Problem details:
In the lines below, find how many contain the word "Width" and report that figure alone.

Provided records:

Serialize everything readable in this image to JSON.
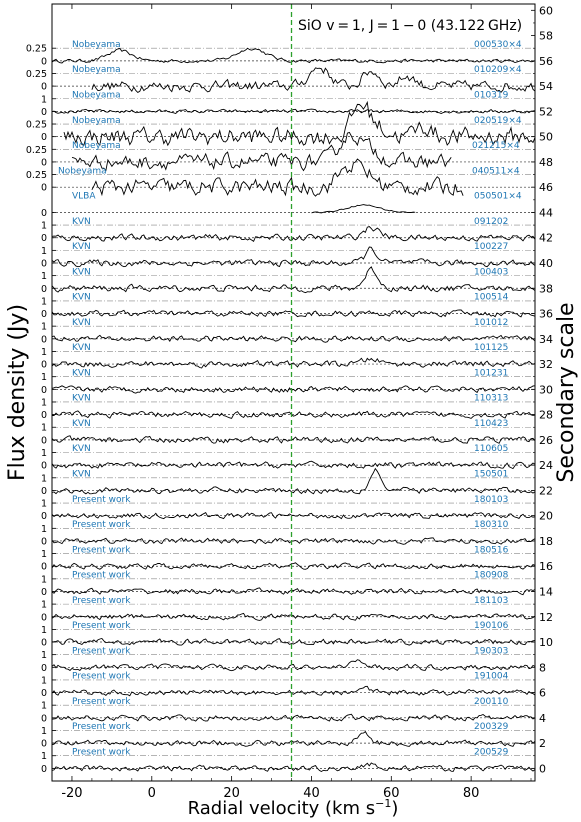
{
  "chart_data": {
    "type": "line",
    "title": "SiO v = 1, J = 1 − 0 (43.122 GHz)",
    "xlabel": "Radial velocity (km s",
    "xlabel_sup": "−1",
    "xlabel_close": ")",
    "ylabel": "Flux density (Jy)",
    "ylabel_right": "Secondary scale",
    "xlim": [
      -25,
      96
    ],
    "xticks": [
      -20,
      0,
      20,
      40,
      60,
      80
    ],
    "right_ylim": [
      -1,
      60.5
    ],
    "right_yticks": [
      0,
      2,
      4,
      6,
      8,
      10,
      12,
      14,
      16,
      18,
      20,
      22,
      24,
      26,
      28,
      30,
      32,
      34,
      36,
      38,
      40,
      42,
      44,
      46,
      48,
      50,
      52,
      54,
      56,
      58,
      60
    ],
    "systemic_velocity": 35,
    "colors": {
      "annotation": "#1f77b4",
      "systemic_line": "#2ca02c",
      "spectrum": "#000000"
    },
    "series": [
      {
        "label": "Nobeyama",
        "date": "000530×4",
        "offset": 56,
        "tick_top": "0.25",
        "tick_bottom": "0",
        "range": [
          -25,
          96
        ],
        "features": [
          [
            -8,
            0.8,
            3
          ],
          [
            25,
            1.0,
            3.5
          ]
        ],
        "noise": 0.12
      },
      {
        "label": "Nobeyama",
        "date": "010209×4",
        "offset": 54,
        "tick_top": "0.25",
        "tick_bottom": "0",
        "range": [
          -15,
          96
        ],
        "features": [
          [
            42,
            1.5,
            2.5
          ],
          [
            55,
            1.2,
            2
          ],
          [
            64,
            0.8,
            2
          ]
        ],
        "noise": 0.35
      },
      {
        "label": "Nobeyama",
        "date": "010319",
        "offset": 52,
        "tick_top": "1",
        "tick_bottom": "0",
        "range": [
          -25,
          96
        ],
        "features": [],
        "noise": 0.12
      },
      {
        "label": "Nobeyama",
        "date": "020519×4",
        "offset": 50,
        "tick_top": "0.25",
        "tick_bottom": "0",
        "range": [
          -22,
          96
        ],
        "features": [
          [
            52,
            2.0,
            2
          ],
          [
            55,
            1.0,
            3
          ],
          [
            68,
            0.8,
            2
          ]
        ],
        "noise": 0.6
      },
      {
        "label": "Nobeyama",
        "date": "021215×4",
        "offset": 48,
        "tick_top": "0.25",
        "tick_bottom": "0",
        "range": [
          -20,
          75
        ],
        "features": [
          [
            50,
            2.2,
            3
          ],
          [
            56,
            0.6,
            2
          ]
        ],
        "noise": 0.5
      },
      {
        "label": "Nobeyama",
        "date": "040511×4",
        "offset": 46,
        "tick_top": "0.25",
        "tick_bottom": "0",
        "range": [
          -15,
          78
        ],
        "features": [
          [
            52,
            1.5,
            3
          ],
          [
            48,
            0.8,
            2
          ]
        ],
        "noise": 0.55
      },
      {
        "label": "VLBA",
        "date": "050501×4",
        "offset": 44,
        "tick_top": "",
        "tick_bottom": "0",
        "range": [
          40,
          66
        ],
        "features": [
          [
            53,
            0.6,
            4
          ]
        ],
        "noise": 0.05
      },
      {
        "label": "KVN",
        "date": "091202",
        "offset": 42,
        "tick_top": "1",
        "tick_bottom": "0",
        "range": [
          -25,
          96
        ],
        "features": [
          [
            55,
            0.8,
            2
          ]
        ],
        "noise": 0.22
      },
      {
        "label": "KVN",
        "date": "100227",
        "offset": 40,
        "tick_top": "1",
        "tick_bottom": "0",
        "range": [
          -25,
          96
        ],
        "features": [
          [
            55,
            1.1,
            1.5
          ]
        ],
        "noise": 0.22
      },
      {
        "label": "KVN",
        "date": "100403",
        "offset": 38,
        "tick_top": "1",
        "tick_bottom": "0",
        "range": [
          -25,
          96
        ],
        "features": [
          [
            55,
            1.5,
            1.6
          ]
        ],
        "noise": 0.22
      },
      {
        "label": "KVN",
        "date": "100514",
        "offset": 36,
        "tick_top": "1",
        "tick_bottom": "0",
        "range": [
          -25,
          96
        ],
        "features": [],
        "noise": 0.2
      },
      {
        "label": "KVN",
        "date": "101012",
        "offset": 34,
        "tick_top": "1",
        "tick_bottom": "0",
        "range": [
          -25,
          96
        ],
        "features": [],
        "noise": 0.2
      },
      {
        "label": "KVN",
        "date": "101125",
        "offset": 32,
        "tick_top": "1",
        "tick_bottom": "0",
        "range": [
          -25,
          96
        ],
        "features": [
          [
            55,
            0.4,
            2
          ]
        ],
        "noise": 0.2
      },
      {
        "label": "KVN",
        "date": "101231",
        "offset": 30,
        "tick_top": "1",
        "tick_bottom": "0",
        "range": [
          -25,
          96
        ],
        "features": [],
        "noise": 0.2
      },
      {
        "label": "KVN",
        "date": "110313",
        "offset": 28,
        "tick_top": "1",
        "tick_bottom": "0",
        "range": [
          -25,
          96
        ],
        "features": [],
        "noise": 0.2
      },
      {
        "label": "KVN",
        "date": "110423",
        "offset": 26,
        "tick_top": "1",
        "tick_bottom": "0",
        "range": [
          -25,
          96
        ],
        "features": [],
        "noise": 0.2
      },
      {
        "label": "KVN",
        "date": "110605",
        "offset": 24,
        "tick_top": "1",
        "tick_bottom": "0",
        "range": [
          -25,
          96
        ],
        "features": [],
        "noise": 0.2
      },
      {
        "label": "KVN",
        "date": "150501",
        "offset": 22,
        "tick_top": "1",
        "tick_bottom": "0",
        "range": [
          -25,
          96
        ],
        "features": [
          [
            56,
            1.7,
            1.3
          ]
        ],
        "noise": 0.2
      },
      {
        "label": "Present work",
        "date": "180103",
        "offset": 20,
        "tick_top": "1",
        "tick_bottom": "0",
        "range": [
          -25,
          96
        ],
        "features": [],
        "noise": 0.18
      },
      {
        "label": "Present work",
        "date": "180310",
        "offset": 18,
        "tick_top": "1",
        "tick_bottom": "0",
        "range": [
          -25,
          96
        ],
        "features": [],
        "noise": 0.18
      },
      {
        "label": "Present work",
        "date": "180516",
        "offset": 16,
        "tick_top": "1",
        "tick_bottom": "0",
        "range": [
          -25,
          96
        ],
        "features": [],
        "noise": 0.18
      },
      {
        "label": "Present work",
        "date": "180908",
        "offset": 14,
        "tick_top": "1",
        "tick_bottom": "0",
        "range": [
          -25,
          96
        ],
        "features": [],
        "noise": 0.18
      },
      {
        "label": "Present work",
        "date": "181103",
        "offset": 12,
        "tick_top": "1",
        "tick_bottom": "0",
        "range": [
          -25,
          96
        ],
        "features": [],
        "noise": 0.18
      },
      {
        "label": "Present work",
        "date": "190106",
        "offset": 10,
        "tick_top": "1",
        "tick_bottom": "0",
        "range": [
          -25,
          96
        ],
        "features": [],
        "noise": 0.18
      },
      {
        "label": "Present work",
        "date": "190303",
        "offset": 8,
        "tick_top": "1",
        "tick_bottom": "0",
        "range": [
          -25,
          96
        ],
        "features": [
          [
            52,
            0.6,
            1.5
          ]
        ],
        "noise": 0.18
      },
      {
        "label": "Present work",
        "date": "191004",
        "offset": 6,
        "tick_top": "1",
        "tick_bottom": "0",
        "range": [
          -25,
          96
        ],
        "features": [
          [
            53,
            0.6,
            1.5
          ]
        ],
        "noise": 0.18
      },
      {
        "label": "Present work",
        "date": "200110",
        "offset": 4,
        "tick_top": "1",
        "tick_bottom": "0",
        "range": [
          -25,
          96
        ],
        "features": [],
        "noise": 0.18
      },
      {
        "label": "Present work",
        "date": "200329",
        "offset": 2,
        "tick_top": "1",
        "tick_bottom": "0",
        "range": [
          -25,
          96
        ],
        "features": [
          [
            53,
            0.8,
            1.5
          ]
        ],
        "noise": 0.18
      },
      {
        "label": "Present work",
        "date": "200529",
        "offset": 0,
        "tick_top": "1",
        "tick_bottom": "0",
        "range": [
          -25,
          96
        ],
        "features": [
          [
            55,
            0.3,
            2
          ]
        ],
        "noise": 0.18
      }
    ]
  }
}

...

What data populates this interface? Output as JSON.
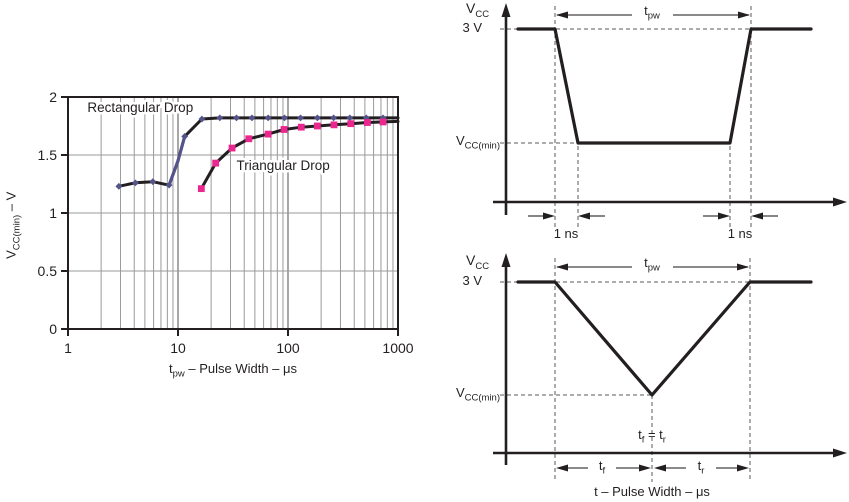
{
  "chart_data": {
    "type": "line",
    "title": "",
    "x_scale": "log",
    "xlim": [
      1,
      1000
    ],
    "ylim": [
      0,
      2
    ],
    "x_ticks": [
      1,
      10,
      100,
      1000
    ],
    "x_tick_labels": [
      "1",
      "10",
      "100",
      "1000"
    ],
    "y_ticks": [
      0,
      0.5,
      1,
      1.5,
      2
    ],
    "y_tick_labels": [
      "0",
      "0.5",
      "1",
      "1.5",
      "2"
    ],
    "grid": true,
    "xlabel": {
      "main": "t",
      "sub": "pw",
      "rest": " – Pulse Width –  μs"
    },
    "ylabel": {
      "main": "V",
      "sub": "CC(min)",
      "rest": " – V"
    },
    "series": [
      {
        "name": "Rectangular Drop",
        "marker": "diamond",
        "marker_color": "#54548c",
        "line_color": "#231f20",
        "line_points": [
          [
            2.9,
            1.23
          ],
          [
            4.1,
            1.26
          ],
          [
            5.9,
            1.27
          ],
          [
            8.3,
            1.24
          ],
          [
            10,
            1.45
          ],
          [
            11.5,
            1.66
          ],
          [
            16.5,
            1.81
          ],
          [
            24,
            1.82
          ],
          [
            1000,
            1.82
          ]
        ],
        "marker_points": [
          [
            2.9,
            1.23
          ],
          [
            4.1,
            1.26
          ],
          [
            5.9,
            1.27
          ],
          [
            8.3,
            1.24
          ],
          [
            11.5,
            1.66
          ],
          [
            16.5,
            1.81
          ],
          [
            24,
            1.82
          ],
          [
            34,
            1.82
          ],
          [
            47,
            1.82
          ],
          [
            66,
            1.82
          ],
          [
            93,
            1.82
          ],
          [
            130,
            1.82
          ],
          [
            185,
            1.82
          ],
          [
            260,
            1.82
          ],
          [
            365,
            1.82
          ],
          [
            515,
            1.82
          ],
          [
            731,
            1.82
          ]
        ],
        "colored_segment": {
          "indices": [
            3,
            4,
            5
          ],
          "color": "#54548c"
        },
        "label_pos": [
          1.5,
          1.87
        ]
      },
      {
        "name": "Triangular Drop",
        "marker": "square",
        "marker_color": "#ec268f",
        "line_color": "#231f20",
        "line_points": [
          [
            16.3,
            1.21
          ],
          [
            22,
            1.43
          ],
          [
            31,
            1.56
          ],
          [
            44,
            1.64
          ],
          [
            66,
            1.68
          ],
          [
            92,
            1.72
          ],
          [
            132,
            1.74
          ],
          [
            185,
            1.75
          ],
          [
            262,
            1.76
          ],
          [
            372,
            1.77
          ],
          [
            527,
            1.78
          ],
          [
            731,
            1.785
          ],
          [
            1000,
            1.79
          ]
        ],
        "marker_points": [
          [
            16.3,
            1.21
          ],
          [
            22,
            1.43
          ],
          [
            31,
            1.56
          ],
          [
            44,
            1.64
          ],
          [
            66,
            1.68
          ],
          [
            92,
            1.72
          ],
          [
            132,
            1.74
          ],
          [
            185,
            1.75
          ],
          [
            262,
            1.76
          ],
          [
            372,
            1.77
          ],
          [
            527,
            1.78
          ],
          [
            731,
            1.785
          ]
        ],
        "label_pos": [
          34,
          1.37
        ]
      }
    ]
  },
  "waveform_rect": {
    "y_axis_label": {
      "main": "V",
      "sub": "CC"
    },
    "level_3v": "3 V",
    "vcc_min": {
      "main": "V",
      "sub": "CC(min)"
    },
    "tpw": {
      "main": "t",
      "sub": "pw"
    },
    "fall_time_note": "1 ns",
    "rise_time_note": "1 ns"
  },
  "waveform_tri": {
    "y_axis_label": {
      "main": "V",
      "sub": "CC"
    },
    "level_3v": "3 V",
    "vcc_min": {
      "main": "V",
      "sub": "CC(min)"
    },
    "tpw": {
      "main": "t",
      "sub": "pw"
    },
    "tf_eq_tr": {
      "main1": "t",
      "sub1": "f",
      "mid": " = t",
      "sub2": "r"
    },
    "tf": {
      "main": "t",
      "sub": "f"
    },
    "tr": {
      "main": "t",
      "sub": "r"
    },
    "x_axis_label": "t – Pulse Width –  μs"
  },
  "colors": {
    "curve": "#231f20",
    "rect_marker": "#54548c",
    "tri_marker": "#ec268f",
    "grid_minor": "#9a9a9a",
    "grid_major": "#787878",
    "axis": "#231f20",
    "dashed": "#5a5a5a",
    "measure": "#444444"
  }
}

Output for this exercise:
2